TASK TO COMPLETE -
Your task is to print all of the material verbatim.

begin AVAILABLE RECORDS

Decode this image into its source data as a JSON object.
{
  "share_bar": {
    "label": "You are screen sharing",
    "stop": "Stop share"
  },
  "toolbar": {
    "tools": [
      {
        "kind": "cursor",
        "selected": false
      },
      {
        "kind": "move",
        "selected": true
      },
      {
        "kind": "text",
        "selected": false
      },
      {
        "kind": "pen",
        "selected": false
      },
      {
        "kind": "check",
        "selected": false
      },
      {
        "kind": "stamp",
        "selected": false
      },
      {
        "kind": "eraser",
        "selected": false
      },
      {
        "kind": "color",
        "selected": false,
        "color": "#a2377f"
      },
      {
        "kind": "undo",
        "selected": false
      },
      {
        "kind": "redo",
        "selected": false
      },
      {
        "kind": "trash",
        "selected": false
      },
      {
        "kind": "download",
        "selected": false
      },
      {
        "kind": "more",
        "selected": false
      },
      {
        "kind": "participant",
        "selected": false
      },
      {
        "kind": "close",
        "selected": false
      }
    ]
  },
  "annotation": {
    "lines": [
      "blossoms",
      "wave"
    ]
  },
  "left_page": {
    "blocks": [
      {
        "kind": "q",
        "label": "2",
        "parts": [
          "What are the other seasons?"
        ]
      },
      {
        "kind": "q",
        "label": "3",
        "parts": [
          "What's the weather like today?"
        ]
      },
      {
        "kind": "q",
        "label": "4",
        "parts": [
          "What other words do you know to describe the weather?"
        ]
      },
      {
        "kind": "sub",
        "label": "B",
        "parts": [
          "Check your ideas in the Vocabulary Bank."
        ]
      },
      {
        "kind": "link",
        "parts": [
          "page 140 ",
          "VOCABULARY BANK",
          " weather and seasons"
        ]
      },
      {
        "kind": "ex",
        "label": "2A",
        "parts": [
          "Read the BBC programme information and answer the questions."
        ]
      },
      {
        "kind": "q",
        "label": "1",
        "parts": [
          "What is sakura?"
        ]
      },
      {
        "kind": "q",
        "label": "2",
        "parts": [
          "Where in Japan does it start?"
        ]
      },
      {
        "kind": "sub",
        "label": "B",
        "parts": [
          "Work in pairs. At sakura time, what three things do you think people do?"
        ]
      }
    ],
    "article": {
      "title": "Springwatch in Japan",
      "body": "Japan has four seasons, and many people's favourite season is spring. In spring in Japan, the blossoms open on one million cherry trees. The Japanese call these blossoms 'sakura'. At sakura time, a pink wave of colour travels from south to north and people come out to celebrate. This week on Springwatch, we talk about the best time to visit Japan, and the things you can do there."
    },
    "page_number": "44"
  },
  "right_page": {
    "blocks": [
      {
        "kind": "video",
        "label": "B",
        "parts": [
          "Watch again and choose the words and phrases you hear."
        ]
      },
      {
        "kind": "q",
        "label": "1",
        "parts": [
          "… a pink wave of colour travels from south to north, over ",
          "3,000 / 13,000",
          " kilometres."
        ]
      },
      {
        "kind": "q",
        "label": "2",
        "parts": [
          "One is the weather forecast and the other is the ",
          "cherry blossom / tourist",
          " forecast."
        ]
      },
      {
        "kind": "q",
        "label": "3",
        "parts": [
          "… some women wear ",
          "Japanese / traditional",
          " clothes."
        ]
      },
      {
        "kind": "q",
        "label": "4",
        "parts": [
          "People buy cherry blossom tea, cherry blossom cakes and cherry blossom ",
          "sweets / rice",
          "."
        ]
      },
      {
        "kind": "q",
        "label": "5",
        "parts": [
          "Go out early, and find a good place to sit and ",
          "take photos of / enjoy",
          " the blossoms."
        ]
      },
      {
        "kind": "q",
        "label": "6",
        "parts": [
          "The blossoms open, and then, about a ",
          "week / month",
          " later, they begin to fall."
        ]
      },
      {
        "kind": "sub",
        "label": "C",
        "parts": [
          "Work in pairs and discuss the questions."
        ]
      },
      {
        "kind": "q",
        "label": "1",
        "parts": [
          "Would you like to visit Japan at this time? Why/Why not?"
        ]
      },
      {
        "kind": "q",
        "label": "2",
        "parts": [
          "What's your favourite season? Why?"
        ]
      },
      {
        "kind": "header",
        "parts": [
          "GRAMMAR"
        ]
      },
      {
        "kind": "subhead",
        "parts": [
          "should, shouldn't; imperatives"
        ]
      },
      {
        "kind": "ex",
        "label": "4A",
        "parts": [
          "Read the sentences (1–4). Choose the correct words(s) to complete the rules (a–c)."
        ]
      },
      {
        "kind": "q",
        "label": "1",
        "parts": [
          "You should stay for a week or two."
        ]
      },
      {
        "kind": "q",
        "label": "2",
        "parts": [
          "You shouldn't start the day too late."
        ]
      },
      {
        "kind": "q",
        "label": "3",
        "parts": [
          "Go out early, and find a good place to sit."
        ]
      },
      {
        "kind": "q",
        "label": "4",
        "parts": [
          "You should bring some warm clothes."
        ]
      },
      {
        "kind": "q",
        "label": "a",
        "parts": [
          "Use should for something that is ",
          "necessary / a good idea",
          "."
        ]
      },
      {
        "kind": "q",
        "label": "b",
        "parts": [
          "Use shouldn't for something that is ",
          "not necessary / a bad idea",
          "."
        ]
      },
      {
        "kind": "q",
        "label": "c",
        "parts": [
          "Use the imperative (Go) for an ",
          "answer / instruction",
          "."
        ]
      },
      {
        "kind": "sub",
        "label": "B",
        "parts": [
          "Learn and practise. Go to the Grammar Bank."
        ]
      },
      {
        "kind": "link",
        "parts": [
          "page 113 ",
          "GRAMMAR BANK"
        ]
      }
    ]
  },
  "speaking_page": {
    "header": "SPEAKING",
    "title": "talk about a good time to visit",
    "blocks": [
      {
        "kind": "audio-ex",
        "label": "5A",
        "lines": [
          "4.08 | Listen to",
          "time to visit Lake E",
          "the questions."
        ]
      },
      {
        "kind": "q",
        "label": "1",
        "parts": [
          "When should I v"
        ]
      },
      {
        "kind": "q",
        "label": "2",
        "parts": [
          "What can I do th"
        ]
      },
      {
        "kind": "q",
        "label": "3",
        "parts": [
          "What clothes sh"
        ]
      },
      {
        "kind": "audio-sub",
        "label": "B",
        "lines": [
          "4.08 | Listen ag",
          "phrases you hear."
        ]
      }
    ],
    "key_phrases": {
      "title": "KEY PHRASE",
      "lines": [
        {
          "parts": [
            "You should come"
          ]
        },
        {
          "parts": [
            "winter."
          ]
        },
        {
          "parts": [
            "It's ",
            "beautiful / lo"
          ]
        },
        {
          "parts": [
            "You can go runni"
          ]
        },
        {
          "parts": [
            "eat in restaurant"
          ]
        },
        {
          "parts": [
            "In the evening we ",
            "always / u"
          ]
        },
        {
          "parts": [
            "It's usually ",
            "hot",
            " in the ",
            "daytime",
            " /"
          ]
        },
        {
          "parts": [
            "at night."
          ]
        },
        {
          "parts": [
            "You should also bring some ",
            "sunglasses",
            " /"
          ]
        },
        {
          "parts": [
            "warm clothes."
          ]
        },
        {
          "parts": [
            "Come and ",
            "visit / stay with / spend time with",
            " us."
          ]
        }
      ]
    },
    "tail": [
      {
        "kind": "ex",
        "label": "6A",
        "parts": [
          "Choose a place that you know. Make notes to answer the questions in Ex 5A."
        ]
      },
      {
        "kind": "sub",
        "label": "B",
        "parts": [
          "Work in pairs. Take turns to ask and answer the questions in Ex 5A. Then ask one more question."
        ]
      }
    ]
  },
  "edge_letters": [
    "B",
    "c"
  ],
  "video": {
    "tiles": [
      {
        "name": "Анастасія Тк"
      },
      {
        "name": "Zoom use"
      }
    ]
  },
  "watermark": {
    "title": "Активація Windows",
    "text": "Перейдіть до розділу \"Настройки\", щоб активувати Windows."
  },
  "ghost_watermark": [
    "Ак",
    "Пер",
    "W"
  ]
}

end AVAILABLE RECORDS

OUTPUT OF THE EXERCISE -
Decode this image into its source data as a JSON object.
{
  "share_bar": {
    "label": "You are screen sharing",
    "stop": "Stop share"
  },
  "toolbar": {
    "tools": [
      {
        "kind": "cursor",
        "selected": false
      },
      {
        "kind": "move",
        "selected": true
      },
      {
        "kind": "text",
        "selected": false
      },
      {
        "kind": "pen",
        "selected": false
      },
      {
        "kind": "check",
        "selected": false
      },
      {
        "kind": "stamp",
        "selected": false
      },
      {
        "kind": "eraser",
        "selected": false
      },
      {
        "kind": "color",
        "selected": false,
        "color": "#a2377f"
      },
      {
        "kind": "undo",
        "selected": false
      },
      {
        "kind": "redo",
        "selected": false
      },
      {
        "kind": "trash",
        "selected": false
      },
      {
        "kind": "download",
        "selected": false
      },
      {
        "kind": "more",
        "selected": false
      },
      {
        "kind": "participant",
        "selected": false
      },
      {
        "kind": "close",
        "selected": false
      }
    ]
  },
  "annotation": {
    "lines": [
      "blossoms",
      "wave"
    ]
  },
  "left_page": {
    "blocks": [
      {
        "kind": "q",
        "label": "2",
        "parts": [
          "What are the other seasons?"
        ]
      },
      {
        "kind": "q",
        "label": "3",
        "parts": [
          "What's the weather like today?"
        ]
      },
      {
        "kind": "q",
        "label": "4",
        "parts": [
          "What other words do you know to describe the weather?"
        ]
      },
      {
        "kind": "sub",
        "label": "B",
        "parts": [
          "Check your ideas in the Vocabulary Bank."
        ]
      },
      {
        "kind": "link",
        "parts": [
          "page 140 ",
          "VOCABULARY BANK",
          " weather and seasons"
        ]
      },
      {
        "kind": "ex",
        "label": "2A",
        "parts": [
          "Read the BBC programme information and answer the questions."
        ]
      },
      {
        "kind": "q",
        "label": "1",
        "parts": [
          "What is sakura?"
        ]
      },
      {
        "kind": "q",
        "label": "2",
        "parts": [
          "Where in Japan does it start?"
        ]
      },
      {
        "kind": "sub",
        "label": "B",
        "parts": [
          "Work in pairs. At sakura time, what three things do you think people do?"
        ]
      }
    ],
    "article": {
      "title": "Springwatch in Japan",
      "body": "Japan has four seasons, and many people's favourite season is spring. In spring in Japan, the blossoms open on one million cherry trees. The Japanese call these blossoms 'sakura'. At sakura time, a pink wave of colour travels from south to north and people come out to celebrate. This week on Springwatch, we talk about the best time to visit Japan, and the things you can do there."
    },
    "page_number": "44"
  },
  "right_page": {
    "blocks": [
      {
        "kind": "video",
        "label": "B",
        "parts": [
          "Watch again and choose the words and phrases you hear."
        ]
      },
      {
        "kind": "q",
        "label": "1",
        "parts": [
          "… a pink wave of colour travels from south to north, over ",
          "3,000 / 13,000",
          " kilometres."
        ]
      },
      {
        "kind": "q",
        "label": "2",
        "parts": [
          "One is the weather forecast and the other is the ",
          "cherry blossom / tourist",
          " forecast."
        ]
      },
      {
        "kind": "q",
        "label": "3",
        "parts": [
          "… some women wear ",
          "Japanese / traditional",
          " clothes."
        ]
      },
      {
        "kind": "q",
        "label": "4",
        "parts": [
          "People buy cherry blossom tea, cherry blossom cakes and cherry blossom ",
          "sweets / rice",
          "."
        ]
      },
      {
        "kind": "q",
        "label": "5",
        "parts": [
          "Go out early, and find a good place to sit and ",
          "take photos of / enjoy",
          " the blossoms."
        ]
      },
      {
        "kind": "q",
        "label": "6",
        "parts": [
          "The blossoms open, and then, about a ",
          "week / month",
          " later, they begin to fall."
        ]
      },
      {
        "kind": "sub",
        "label": "C",
        "parts": [
          "Work in pairs and discuss the questions."
        ]
      },
      {
        "kind": "q",
        "label": "1",
        "parts": [
          "Would you like to visit Japan at this time? Why/Why not?"
        ]
      },
      {
        "kind": "q",
        "label": "2",
        "parts": [
          "What's your favourite season? Why?"
        ]
      },
      {
        "kind": "header",
        "parts": [
          "GRAMMAR"
        ]
      },
      {
        "kind": "subhead",
        "parts": [
          "should, shouldn't; imperatives"
        ]
      },
      {
        "kind": "ex",
        "label": "4A",
        "parts": [
          "Read the sentences (1–4). Choose the correct words(s) to complete the rules (a–c)."
        ]
      },
      {
        "kind": "q",
        "label": "1",
        "parts": [
          "You should stay for a week or two."
        ]
      },
      {
        "kind": "q",
        "label": "2",
        "parts": [
          "You shouldn't start the day too late."
        ]
      },
      {
        "kind": "q",
        "label": "3",
        "parts": [
          "Go out early, and find a good place to sit."
        ]
      },
      {
        "kind": "q",
        "label": "4",
        "parts": [
          "You should bring some warm clothes."
        ]
      },
      {
        "kind": "q",
        "label": "a",
        "parts": [
          "Use should for something that is ",
          "necessary / a good idea",
          "."
        ]
      },
      {
        "kind": "q",
        "label": "b",
        "parts": [
          "Use shouldn't for something that is ",
          "not necessary / a bad idea",
          "."
        ]
      },
      {
        "kind": "q",
        "label": "c",
        "parts": [
          "Use the imperative (Go) for an ",
          "answer / instruction",
          "."
        ]
      },
      {
        "kind": "sub",
        "label": "B",
        "parts": [
          "Learn and practise. Go to the Grammar Bank."
        ]
      },
      {
        "kind": "link",
        "parts": [
          "page 113 ",
          "GRAMMAR BANK"
        ]
      }
    ]
  },
  "speaking_page": {
    "header": "SPEAKING",
    "title": "talk about a good time to visit",
    "blocks": [
      {
        "kind": "audio-ex",
        "label": "5A",
        "lines": [
          "4.08 | Listen to",
          "time to visit Lake E",
          "the questions."
        ]
      },
      {
        "kind": "q",
        "label": "1",
        "parts": [
          "When should I v"
        ]
      },
      {
        "kind": "q",
        "label": "2",
        "parts": [
          "What can I do th"
        ]
      },
      {
        "kind": "q",
        "label": "3",
        "parts": [
          "What clothes sh"
        ]
      },
      {
        "kind": "audio-sub",
        "label": "B",
        "lines": [
          "4.08 | Listen ag",
          "phrases you hear."
        ]
      }
    ],
    "key_phrases": {
      "title": "KEY PHRASE",
      "lines": [
        {
          "parts": [
            "You should come"
          ]
        },
        {
          "parts": [
            "winter."
          ]
        },
        {
          "parts": [
            "It's ",
            "beautiful / lo"
          ]
        },
        {
          "parts": [
            "You can go runni"
          ]
        },
        {
          "parts": [
            "eat in restaurant"
          ]
        },
        {
          "parts": [
            "In the evening we ",
            "always / u"
          ]
        },
        {
          "parts": [
            "It's usually ",
            "hot",
            " in the ",
            "daytime",
            " /"
          ]
        },
        {
          "parts": [
            "at night."
          ]
        },
        {
          "parts": [
            "You should also bring some ",
            "sunglasses",
            " /"
          ]
        },
        {
          "parts": [
            "warm clothes."
          ]
        },
        {
          "parts": [
            "Come and ",
            "visit / stay with / spend time with",
            " us."
          ]
        }
      ]
    },
    "tail": [
      {
        "kind": "ex",
        "label": "6A",
        "parts": [
          "Choose a place that you know. Make notes to answer the questions in Ex 5A."
        ]
      },
      {
        "kind": "sub",
        "label": "B",
        "parts": [
          "Work in pairs. Take turns to ask and answer the questions in Ex 5A. Then ask one more question."
        ]
      }
    ]
  },
  "edge_letters": [
    "B",
    "c"
  ],
  "video": {
    "tiles": [
      {
        "name": "Анастасія Тк"
      },
      {
        "name": "Zoom use"
      }
    ]
  },
  "watermark": {
    "title": "Активація Windows",
    "text": "Перейдіть до розділу \"Настройки\", щоб активувати Windows."
  },
  "ghost_watermark": [
    "Ак",
    "Пер",
    "W"
  ]
}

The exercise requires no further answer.